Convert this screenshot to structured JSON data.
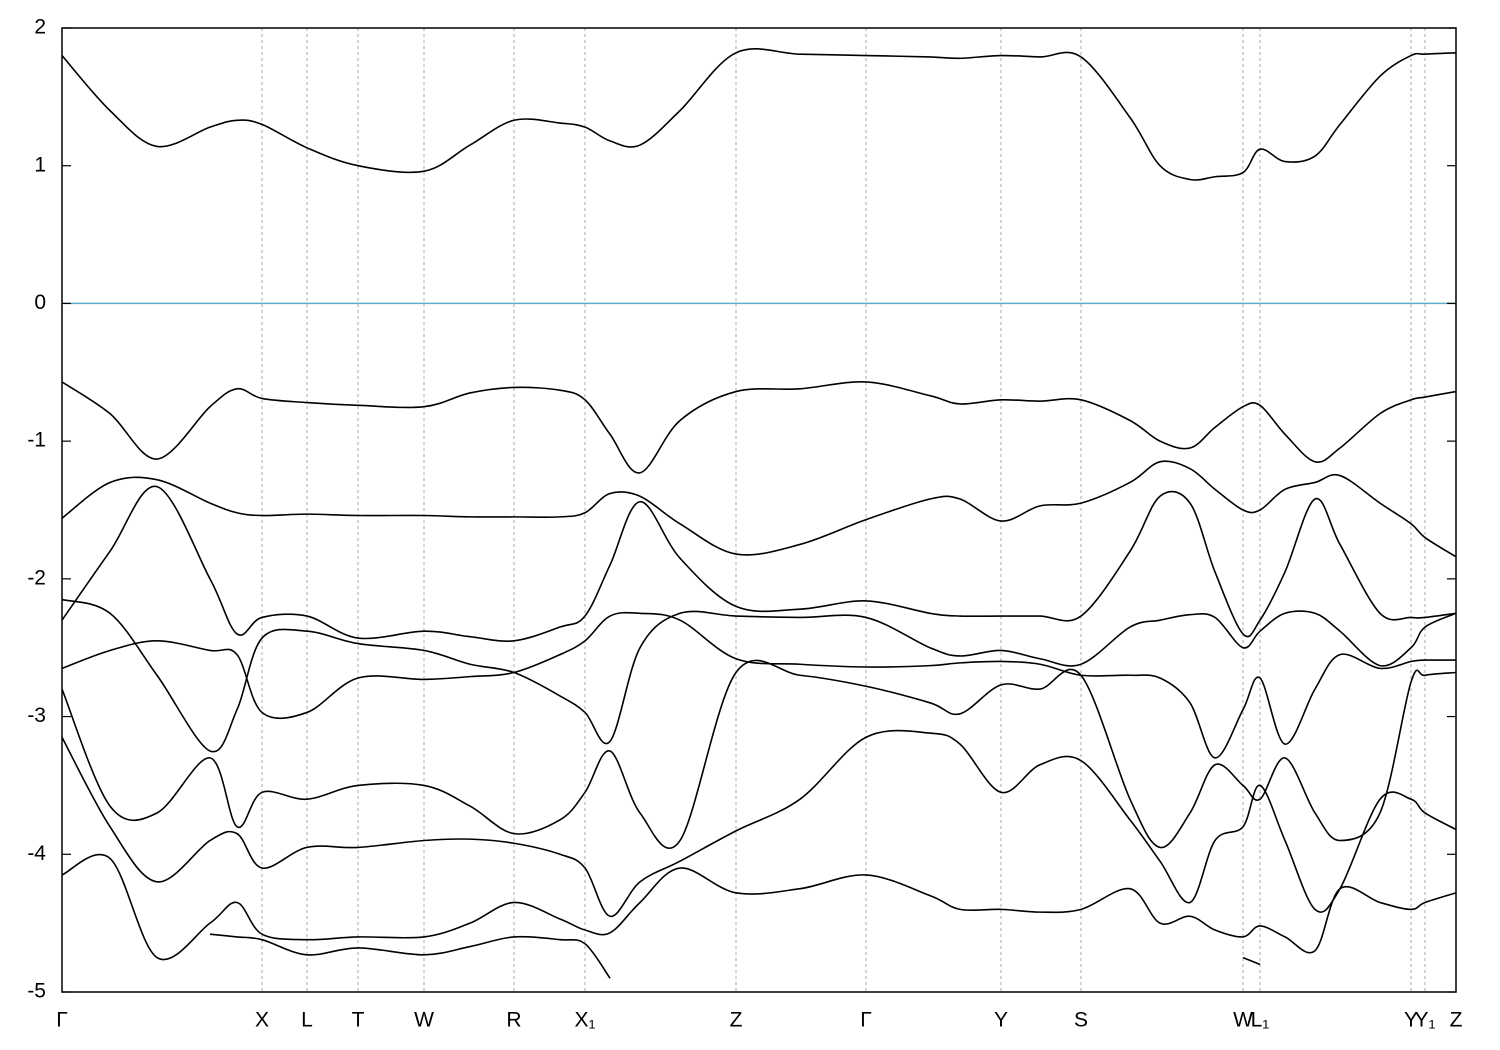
{
  "chart_data": {
    "type": "line",
    "color": "#000000",
    "xlim": [
      0,
      13.94
    ],
    "ylim": [
      -5,
      2
    ],
    "yticks": [
      -5,
      -4,
      -3,
      -2,
      -1,
      0,
      1,
      2
    ],
    "xticks": [
      {
        "value": 0,
        "label": "Γ"
      },
      {
        "value": 2.0,
        "label": "X"
      },
      {
        "value": 2.45,
        "label": "L"
      },
      {
        "value": 2.96,
        "label": "T"
      },
      {
        "value": 3.62,
        "label": "W"
      },
      {
        "value": 4.52,
        "label": "R"
      },
      {
        "value": 5.23,
        "label": "X₁"
      },
      {
        "value": 6.74,
        "label": "Z"
      },
      {
        "value": 8.04,
        "label": "Γ"
      },
      {
        "value": 9.39,
        "label": "Y"
      },
      {
        "value": 10.19,
        "label": "S"
      },
      {
        "value": 11.81,
        "label": "W"
      },
      {
        "value": 11.98,
        "label": "L₁"
      },
      {
        "value": 13.49,
        "label": "Y"
      },
      {
        "value": 13.63,
        "label": "Y₁"
      },
      {
        "value": 13.94,
        "label": "Z"
      }
    ],
    "grid": true,
    "fermi_level": {
      "value": 0,
      "color": "#5aaec7"
    },
    "x": [
      0,
      0.48,
      0.95,
      1.48,
      1.75,
      2.0,
      2.45,
      2.96,
      3.62,
      4.08,
      4.52,
      4.98,
      5.23,
      5.48,
      5.78,
      6.18,
      6.74,
      7.38,
      8.04,
      8.68,
      8.98,
      9.39,
      9.78,
      10.19,
      10.68,
      10.98,
      11.28,
      11.53,
      11.81,
      11.98,
      12.23,
      12.53,
      12.78,
      13.18,
      13.49,
      13.63,
      13.94
    ],
    "series": [
      {
        "values": [
          1.8,
          1.4,
          1.14,
          1.28,
          1.33,
          1.3,
          1.13,
          1.0,
          0.96,
          1.15,
          1.33,
          1.31,
          1.28,
          1.18,
          1.15,
          1.4,
          1.82,
          1.81,
          1.8,
          1.79,
          1.78,
          1.8,
          1.79,
          1.79,
          1.35,
          1.0,
          0.9,
          0.92,
          0.95,
          1.12,
          1.03,
          1.07,
          1.3,
          1.65,
          1.8,
          1.81,
          1.82
        ]
      },
      {
        "values": [
          -0.57,
          -0.8,
          -1.13,
          -0.75,
          -0.62,
          -0.69,
          -0.72,
          -0.74,
          -0.75,
          -0.65,
          -0.61,
          -0.63,
          -0.7,
          -0.95,
          -1.23,
          -0.85,
          -0.64,
          -0.62,
          -0.57,
          -0.67,
          -0.73,
          -0.7,
          -0.71,
          -0.7,
          -0.85,
          -1.0,
          -1.05,
          -0.9,
          -0.75,
          -0.74,
          -0.95,
          -1.15,
          -1.05,
          -0.8,
          -0.7,
          -0.68,
          -0.64
        ]
      },
      {
        "values": [
          -1.56,
          -1.3,
          -1.28,
          -1.45,
          -1.52,
          -1.54,
          -1.53,
          -1.54,
          -1.54,
          -1.55,
          -1.55,
          -1.55,
          -1.52,
          -1.38,
          -1.4,
          -1.6,
          -1.82,
          -1.75,
          -1.57,
          -1.42,
          -1.42,
          -1.58,
          -1.47,
          -1.45,
          -1.3,
          -1.15,
          -1.2,
          -1.35,
          -1.5,
          -1.5,
          -1.35,
          -1.3,
          -1.25,
          -1.45,
          -1.6,
          -1.7,
          -1.84
        ]
      },
      {
        "values": [
          -2.3,
          -1.8,
          -1.33,
          -2.0,
          -2.4,
          -2.28,
          -2.27,
          -2.43,
          -2.38,
          -2.42,
          -2.45,
          -2.35,
          -2.27,
          -1.9,
          -1.44,
          -1.85,
          -2.2,
          -2.22,
          -2.16,
          -2.25,
          -2.27,
          -2.27,
          -2.27,
          -2.27,
          -1.8,
          -1.4,
          -1.45,
          -1.95,
          -2.4,
          -2.3,
          -1.95,
          -1.42,
          -1.75,
          -2.25,
          -2.28,
          -2.28,
          -2.25
        ]
      },
      {
        "values": [
          -2.15,
          -2.25,
          -2.7,
          -3.25,
          -2.95,
          -2.43,
          -2.38,
          -2.47,
          -2.52,
          -2.62,
          -2.68,
          -2.85,
          -2.97,
          -3.18,
          -2.5,
          -2.25,
          -2.27,
          -2.28,
          -2.28,
          -2.5,
          -2.56,
          -2.52,
          -2.58,
          -2.62,
          -2.35,
          -2.3,
          -2.26,
          -2.28,
          -2.5,
          -2.38,
          -2.25,
          -2.25,
          -2.38,
          -2.63,
          -2.5,
          -2.35,
          -2.25
        ]
      },
      {
        "values": [
          -2.65,
          -2.52,
          -2.45,
          -2.52,
          -2.55,
          -2.97,
          -2.97,
          -2.72,
          -2.73,
          -2.71,
          -2.68,
          -2.55,
          -2.45,
          -2.27,
          -2.25,
          -2.3,
          -2.58,
          -2.62,
          -2.64,
          -2.63,
          -2.61,
          -2.6,
          -2.62,
          -2.7,
          -2.7,
          -2.72,
          -2.9,
          -3.3,
          -2.95,
          -2.72,
          -3.2,
          -2.8,
          -2.55,
          -2.65,
          -2.6,
          -2.59,
          -2.59
        ]
      },
      {
        "values": [
          -2.8,
          -3.65,
          -3.7,
          -3.3,
          -3.8,
          -3.55,
          -3.6,
          -3.5,
          -3.5,
          -3.65,
          -3.85,
          -3.75,
          -3.55,
          -3.25,
          -3.7,
          -3.9,
          -2.68,
          -2.7,
          -2.78,
          -2.9,
          -2.98,
          -2.77,
          -2.8,
          -2.7,
          -3.6,
          -3.95,
          -3.7,
          -3.35,
          -3.5,
          -3.6,
          -3.3,
          -3.7,
          -3.9,
          -3.7,
          -2.75,
          -2.7,
          -2.68
        ]
      },
      {
        "values": [
          -3.15,
          -3.8,
          -4.2,
          -3.9,
          -3.85,
          -4.1,
          -3.95,
          -3.95,
          -3.9,
          -3.89,
          -3.92,
          -4.0,
          -4.1,
          -4.45,
          -4.2,
          -4.05,
          -3.83,
          -3.6,
          -3.15,
          -3.12,
          -3.2,
          -3.55,
          -3.35,
          -3.32,
          -3.75,
          -4.05,
          -4.35,
          -3.9,
          -3.8,
          -3.5,
          -3.9,
          -4.4,
          -4.25,
          -3.6,
          -3.6,
          -3.7,
          -3.82
        ]
      },
      {
        "values": [
          -4.15,
          -4.03,
          -4.75,
          -4.5,
          -4.35,
          -4.58,
          -4.62,
          -4.6,
          -4.6,
          -4.5,
          -4.35,
          -4.47,
          -4.55,
          -4.57,
          -4.35,
          -4.1,
          -4.28,
          -4.25,
          -4.15,
          -4.3,
          -4.4,
          -4.4,
          -4.42,
          -4.4,
          -4.25,
          -4.5,
          -4.45,
          -4.55,
          -4.6,
          -4.52,
          -4.6,
          -4.7,
          -4.25,
          -4.35,
          -4.4,
          -4.35,
          -4.28
        ]
      },
      {
        "values": [
          null,
          null,
          null,
          -4.58,
          -4.6,
          -4.62,
          -4.73,
          -4.68,
          -4.73,
          -4.67,
          -4.6,
          -4.62,
          -4.65,
          -4.9,
          null,
          null,
          null,
          null,
          null,
          null,
          null,
          null,
          null,
          null,
          null,
          null,
          null,
          null,
          -4.75,
          -4.8,
          null,
          null,
          null,
          null,
          null,
          null,
          null
        ]
      }
    ]
  }
}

-*-

### Task description
Repeat the material above in full and unchanged, minus its images.

### Response to this task
Convert this screenshot to structured JSON data.
{
  "chart_data": {
    "type": "line",
    "color": "#000000",
    "xlim": [
      0,
      13.94
    ],
    "ylim": [
      -5,
      2
    ],
    "yticks": [
      -5,
      -4,
      -3,
      -2,
      -1,
      0,
      1,
      2
    ],
    "xticks": [
      {
        "value": 0,
        "label": "Γ"
      },
      {
        "value": 2.0,
        "label": "X"
      },
      {
        "value": 2.45,
        "label": "L"
      },
      {
        "value": 2.96,
        "label": "T"
      },
      {
        "value": 3.62,
        "label": "W"
      },
      {
        "value": 4.52,
        "label": "R"
      },
      {
        "value": 5.23,
        "label": "X₁"
      },
      {
        "value": 6.74,
        "label": "Z"
      },
      {
        "value": 8.04,
        "label": "Γ"
      },
      {
        "value": 9.39,
        "label": "Y"
      },
      {
        "value": 10.19,
        "label": "S"
      },
      {
        "value": 11.81,
        "label": "W"
      },
      {
        "value": 11.98,
        "label": "L₁"
      },
      {
        "value": 13.49,
        "label": "Y"
      },
      {
        "value": 13.63,
        "label": "Y₁"
      },
      {
        "value": 13.94,
        "label": "Z"
      }
    ],
    "grid": true,
    "fermi_level": {
      "value": 0,
      "color": "#5aaec7"
    },
    "x": [
      0,
      0.48,
      0.95,
      1.48,
      1.75,
      2.0,
      2.45,
      2.96,
      3.62,
      4.08,
      4.52,
      4.98,
      5.23,
      5.48,
      5.78,
      6.18,
      6.74,
      7.38,
      8.04,
      8.68,
      8.98,
      9.39,
      9.78,
      10.19,
      10.68,
      10.98,
      11.28,
      11.53,
      11.81,
      11.98,
      12.23,
      12.53,
      12.78,
      13.18,
      13.49,
      13.63,
      13.94
    ],
    "series": [
      {
        "values": [
          1.8,
          1.4,
          1.14,
          1.28,
          1.33,
          1.3,
          1.13,
          1.0,
          0.96,
          1.15,
          1.33,
          1.31,
          1.28,
          1.18,
          1.15,
          1.4,
          1.82,
          1.81,
          1.8,
          1.79,
          1.78,
          1.8,
          1.79,
          1.79,
          1.35,
          1.0,
          0.9,
          0.92,
          0.95,
          1.12,
          1.03,
          1.07,
          1.3,
          1.65,
          1.8,
          1.81,
          1.82
        ]
      },
      {
        "values": [
          -0.57,
          -0.8,
          -1.13,
          -0.75,
          -0.62,
          -0.69,
          -0.72,
          -0.74,
          -0.75,
          -0.65,
          -0.61,
          -0.63,
          -0.7,
          -0.95,
          -1.23,
          -0.85,
          -0.64,
          -0.62,
          -0.57,
          -0.67,
          -0.73,
          -0.7,
          -0.71,
          -0.7,
          -0.85,
          -1.0,
          -1.05,
          -0.9,
          -0.75,
          -0.74,
          -0.95,
          -1.15,
          -1.05,
          -0.8,
          -0.7,
          -0.68,
          -0.64
        ]
      },
      {
        "values": [
          -1.56,
          -1.3,
          -1.28,
          -1.45,
          -1.52,
          -1.54,
          -1.53,
          -1.54,
          -1.54,
          -1.55,
          -1.55,
          -1.55,
          -1.52,
          -1.38,
          -1.4,
          -1.6,
          -1.82,
          -1.75,
          -1.57,
          -1.42,
          -1.42,
          -1.58,
          -1.47,
          -1.45,
          -1.3,
          -1.15,
          -1.2,
          -1.35,
          -1.5,
          -1.5,
          -1.35,
          -1.3,
          -1.25,
          -1.45,
          -1.6,
          -1.7,
          -1.84
        ]
      },
      {
        "values": [
          -2.3,
          -1.8,
          -1.33,
          -2.0,
          -2.4,
          -2.28,
          -2.27,
          -2.43,
          -2.38,
          -2.42,
          -2.45,
          -2.35,
          -2.27,
          -1.9,
          -1.44,
          -1.85,
          -2.2,
          -2.22,
          -2.16,
          -2.25,
          -2.27,
          -2.27,
          -2.27,
          -2.27,
          -1.8,
          -1.4,
          -1.45,
          -1.95,
          -2.4,
          -2.3,
          -1.95,
          -1.42,
          -1.75,
          -2.25,
          -2.28,
          -2.28,
          -2.25
        ]
      },
      {
        "values": [
          -2.15,
          -2.25,
          -2.7,
          -3.25,
          -2.95,
          -2.43,
          -2.38,
          -2.47,
          -2.52,
          -2.62,
          -2.68,
          -2.85,
          -2.97,
          -3.18,
          -2.5,
          -2.25,
          -2.27,
          -2.28,
          -2.28,
          -2.5,
          -2.56,
          -2.52,
          -2.58,
          -2.62,
          -2.35,
          -2.3,
          -2.26,
          -2.28,
          -2.5,
          -2.38,
          -2.25,
          -2.25,
          -2.38,
          -2.63,
          -2.5,
          -2.35,
          -2.25
        ]
      },
      {
        "values": [
          -2.65,
          -2.52,
          -2.45,
          -2.52,
          -2.55,
          -2.97,
          -2.97,
          -2.72,
          -2.73,
          -2.71,
          -2.68,
          -2.55,
          -2.45,
          -2.27,
          -2.25,
          -2.3,
          -2.58,
          -2.62,
          -2.64,
          -2.63,
          -2.61,
          -2.6,
          -2.62,
          -2.7,
          -2.7,
          -2.72,
          -2.9,
          -3.3,
          -2.95,
          -2.72,
          -3.2,
          -2.8,
          -2.55,
          -2.65,
          -2.6,
          -2.59,
          -2.59
        ]
      },
      {
        "values": [
          -2.8,
          -3.65,
          -3.7,
          -3.3,
          -3.8,
          -3.55,
          -3.6,
          -3.5,
          -3.5,
          -3.65,
          -3.85,
          -3.75,
          -3.55,
          -3.25,
          -3.7,
          -3.9,
          -2.68,
          -2.7,
          -2.78,
          -2.9,
          -2.98,
          -2.77,
          -2.8,
          -2.7,
          -3.6,
          -3.95,
          -3.7,
          -3.35,
          -3.5,
          -3.6,
          -3.3,
          -3.7,
          -3.9,
          -3.7,
          -2.75,
          -2.7,
          -2.68
        ]
      },
      {
        "values": [
          -3.15,
          -3.8,
          -4.2,
          -3.9,
          -3.85,
          -4.1,
          -3.95,
          -3.95,
          -3.9,
          -3.89,
          -3.92,
          -4.0,
          -4.1,
          -4.45,
          -4.2,
          -4.05,
          -3.83,
          -3.6,
          -3.15,
          -3.12,
          -3.2,
          -3.55,
          -3.35,
          -3.32,
          -3.75,
          -4.05,
          -4.35,
          -3.9,
          -3.8,
          -3.5,
          -3.9,
          -4.4,
          -4.25,
          -3.6,
          -3.6,
          -3.7,
          -3.82
        ]
      },
      {
        "values": [
          -4.15,
          -4.03,
          -4.75,
          -4.5,
          -4.35,
          -4.58,
          -4.62,
          -4.6,
          -4.6,
          -4.5,
          -4.35,
          -4.47,
          -4.55,
          -4.57,
          -4.35,
          -4.1,
          -4.28,
          -4.25,
          -4.15,
          -4.3,
          -4.4,
          -4.4,
          -4.42,
          -4.4,
          -4.25,
          -4.5,
          -4.45,
          -4.55,
          -4.6,
          -4.52,
          -4.6,
          -4.7,
          -4.25,
          -4.35,
          -4.4,
          -4.35,
          -4.28
        ]
      },
      {
        "values": [
          null,
          null,
          null,
          -4.58,
          -4.6,
          -4.62,
          -4.73,
          -4.68,
          -4.73,
          -4.67,
          -4.6,
          -4.62,
          -4.65,
          -4.9,
          null,
          null,
          null,
          null,
          null,
          null,
          null,
          null,
          null,
          null,
          null,
          null,
          null,
          null,
          -4.75,
          -4.8,
          null,
          null,
          null,
          null,
          null,
          null,
          null
        ]
      }
    ]
  }
}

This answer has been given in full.